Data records
○ ○ ○ ○ ○ ○ ○

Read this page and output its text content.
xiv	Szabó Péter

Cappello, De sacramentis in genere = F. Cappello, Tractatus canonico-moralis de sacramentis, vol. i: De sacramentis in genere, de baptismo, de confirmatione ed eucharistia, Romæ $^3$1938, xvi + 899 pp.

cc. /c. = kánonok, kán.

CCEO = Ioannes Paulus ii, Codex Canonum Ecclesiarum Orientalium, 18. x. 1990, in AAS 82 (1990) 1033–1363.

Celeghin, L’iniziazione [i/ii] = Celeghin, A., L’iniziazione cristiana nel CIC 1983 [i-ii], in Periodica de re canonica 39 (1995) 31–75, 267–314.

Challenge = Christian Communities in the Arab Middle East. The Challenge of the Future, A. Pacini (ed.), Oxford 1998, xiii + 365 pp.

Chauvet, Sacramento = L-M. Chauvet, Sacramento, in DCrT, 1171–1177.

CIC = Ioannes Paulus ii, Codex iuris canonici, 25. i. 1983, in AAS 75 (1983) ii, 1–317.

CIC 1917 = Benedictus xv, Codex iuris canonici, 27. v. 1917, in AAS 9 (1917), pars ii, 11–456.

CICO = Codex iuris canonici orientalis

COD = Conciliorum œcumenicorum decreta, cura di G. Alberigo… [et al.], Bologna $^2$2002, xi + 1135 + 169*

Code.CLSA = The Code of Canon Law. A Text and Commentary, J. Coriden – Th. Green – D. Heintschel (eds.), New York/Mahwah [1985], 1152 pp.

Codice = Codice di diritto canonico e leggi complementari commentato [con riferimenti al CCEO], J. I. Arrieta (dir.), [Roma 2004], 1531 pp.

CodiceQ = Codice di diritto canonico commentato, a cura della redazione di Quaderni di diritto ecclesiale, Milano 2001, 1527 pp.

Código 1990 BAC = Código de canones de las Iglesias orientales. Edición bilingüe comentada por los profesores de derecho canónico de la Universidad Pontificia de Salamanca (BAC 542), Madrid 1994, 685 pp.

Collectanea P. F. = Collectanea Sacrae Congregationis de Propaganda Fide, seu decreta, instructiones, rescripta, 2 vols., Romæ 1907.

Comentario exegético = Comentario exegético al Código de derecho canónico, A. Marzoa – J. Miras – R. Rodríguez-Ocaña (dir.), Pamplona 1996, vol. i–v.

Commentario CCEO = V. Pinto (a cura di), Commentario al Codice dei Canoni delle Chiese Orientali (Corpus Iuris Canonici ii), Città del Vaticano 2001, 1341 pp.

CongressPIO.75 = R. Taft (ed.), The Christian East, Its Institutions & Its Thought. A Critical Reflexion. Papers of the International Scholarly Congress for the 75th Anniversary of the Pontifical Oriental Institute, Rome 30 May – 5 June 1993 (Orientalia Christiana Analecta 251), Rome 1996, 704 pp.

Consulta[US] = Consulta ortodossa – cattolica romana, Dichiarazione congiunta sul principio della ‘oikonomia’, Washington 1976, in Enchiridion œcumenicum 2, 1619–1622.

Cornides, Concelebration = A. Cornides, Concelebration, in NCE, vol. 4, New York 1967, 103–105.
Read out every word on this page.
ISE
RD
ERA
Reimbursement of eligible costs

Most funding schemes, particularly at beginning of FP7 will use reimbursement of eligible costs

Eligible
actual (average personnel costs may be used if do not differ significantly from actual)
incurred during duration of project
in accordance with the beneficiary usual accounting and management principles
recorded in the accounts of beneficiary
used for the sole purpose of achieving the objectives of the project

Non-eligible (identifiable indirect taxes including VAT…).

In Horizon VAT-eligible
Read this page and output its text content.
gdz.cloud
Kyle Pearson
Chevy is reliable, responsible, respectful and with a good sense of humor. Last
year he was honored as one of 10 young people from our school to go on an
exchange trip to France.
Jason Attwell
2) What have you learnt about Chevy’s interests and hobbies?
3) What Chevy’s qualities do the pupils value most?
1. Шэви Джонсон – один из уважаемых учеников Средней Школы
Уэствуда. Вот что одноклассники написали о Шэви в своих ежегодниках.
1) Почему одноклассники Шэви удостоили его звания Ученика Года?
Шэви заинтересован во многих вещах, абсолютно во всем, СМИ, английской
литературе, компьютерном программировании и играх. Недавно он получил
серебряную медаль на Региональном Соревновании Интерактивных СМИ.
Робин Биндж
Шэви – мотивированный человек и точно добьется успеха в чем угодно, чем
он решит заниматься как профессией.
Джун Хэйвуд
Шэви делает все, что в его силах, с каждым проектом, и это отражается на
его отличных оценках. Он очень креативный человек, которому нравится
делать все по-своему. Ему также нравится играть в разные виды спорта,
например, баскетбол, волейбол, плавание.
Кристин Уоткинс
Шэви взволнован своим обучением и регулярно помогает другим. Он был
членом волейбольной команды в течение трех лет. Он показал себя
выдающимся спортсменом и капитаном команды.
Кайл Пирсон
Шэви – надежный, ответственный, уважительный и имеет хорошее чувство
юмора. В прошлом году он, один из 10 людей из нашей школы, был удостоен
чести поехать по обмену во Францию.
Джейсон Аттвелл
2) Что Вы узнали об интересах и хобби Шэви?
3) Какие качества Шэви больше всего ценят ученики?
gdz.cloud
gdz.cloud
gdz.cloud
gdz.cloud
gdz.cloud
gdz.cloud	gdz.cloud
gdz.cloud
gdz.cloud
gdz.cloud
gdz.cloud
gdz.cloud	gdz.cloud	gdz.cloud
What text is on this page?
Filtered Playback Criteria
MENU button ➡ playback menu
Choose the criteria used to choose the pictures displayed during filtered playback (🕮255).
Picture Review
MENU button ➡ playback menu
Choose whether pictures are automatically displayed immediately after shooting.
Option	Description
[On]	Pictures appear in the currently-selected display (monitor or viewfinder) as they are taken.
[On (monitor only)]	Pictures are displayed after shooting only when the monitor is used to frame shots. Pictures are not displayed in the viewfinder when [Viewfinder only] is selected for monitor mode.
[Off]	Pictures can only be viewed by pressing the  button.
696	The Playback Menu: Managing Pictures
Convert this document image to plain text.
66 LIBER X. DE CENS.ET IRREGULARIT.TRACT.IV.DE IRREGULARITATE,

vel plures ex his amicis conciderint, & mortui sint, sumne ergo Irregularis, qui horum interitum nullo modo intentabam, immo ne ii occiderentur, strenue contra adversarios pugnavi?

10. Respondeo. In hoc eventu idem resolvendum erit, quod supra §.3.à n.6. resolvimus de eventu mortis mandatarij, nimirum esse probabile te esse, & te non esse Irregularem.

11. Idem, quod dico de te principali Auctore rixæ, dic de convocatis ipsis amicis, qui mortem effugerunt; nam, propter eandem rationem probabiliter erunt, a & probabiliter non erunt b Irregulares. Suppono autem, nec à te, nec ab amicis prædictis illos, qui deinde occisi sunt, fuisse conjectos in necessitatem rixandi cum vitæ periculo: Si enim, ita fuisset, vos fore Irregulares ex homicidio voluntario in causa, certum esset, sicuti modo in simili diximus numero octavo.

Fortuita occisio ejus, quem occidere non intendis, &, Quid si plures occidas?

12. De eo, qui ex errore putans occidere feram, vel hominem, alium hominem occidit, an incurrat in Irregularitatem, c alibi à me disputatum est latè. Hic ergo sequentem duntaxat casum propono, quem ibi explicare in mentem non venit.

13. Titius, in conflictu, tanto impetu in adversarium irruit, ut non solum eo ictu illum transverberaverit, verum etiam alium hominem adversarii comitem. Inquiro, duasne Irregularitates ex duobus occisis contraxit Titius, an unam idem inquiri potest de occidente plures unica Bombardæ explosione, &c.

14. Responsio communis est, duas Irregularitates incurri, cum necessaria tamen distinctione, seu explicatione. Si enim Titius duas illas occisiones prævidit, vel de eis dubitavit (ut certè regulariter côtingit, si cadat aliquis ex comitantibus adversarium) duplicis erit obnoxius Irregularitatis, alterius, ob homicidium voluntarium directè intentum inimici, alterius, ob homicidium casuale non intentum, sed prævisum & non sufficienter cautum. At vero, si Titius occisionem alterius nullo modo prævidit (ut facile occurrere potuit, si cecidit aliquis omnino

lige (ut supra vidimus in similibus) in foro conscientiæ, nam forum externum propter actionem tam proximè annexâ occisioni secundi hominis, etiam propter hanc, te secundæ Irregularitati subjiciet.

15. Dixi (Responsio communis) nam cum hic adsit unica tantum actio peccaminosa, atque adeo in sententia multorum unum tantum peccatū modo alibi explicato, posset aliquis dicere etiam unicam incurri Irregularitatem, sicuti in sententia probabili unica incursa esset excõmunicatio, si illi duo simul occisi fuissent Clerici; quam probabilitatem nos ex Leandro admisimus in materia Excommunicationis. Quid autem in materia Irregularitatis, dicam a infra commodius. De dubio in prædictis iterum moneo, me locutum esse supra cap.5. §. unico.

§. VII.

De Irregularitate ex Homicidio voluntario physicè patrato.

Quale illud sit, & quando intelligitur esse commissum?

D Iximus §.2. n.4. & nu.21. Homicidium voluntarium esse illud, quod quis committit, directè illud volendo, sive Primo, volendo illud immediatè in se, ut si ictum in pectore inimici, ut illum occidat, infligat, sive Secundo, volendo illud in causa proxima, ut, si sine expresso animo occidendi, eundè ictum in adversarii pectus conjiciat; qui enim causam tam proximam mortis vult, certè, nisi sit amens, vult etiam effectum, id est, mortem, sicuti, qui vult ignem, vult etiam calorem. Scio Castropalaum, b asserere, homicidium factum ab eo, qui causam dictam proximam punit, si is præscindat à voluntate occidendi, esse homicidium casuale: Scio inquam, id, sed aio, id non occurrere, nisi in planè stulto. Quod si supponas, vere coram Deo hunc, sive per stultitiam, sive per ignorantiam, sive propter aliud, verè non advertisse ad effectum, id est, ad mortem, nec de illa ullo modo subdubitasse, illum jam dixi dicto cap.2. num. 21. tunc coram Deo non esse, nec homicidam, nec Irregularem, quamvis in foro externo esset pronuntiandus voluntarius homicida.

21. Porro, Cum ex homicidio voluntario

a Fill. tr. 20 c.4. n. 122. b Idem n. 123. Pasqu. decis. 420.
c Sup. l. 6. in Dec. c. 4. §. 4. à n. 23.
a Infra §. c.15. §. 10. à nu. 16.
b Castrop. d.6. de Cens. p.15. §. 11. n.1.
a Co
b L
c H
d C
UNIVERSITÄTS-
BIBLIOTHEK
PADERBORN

○ ○ ○ ○ ○ ○ ○

GIVEN REQUEST = Using the listing above, show each line holding the string "Шэви".

REPLY =
1. Шэви Джонсон – один из уважаемых учеников Средней Школы
Уэствуда. Вот что одноклассники написали о Шэви в своих ежегодниках.
1) Почему одноклассники Шэви удостоили его звания Ученика Года?
Шэви заинтересован во многих вещах, абсолютно во всем, СМИ, английской
Шэви – мотивированный человек и точно добьется успеха в чем угодно, чем
Шэви делает все, что в его силах, с каждым проектом, и это отражается на
Шэви взволнован своим обучением и регулярно помогает другим. Он был
Шэви – надежный, ответственный, уважительный и имеет хорошее чувство
2) Что Вы узнали об интересах и хобби Шэви?
3) Какие качества Шэви больше всего ценят ученики?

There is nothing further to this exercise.